--- Begin ---
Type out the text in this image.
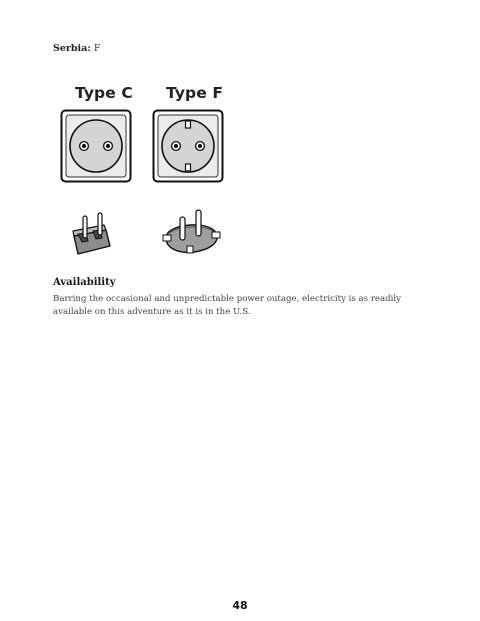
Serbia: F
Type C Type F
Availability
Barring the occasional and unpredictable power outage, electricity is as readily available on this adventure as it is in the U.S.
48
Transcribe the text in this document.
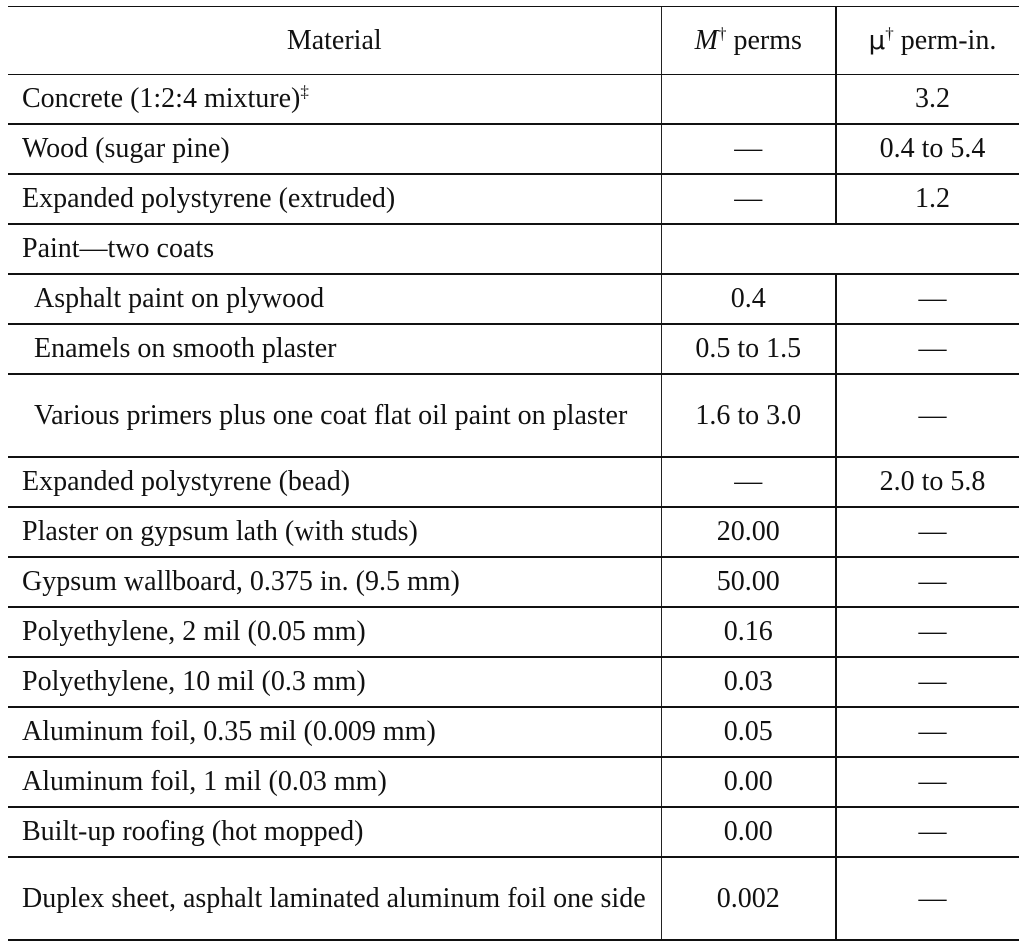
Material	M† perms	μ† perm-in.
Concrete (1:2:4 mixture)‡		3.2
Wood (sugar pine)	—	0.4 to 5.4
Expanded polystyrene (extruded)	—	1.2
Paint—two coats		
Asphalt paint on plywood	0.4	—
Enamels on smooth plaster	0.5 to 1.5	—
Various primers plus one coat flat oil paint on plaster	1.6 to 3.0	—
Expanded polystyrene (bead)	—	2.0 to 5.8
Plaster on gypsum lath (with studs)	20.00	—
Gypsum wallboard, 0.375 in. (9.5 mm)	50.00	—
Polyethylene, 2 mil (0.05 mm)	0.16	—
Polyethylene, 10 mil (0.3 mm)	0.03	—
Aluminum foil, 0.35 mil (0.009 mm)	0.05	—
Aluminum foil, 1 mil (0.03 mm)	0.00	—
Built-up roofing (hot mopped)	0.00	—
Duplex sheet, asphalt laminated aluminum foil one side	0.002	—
--- End ---
Pull out all lines from the listing that contain the string "polystyrene".

Expanded polystyrene (extruded)	—	1.2
Expanded polystyrene (bead)	—	2.0 to 5.8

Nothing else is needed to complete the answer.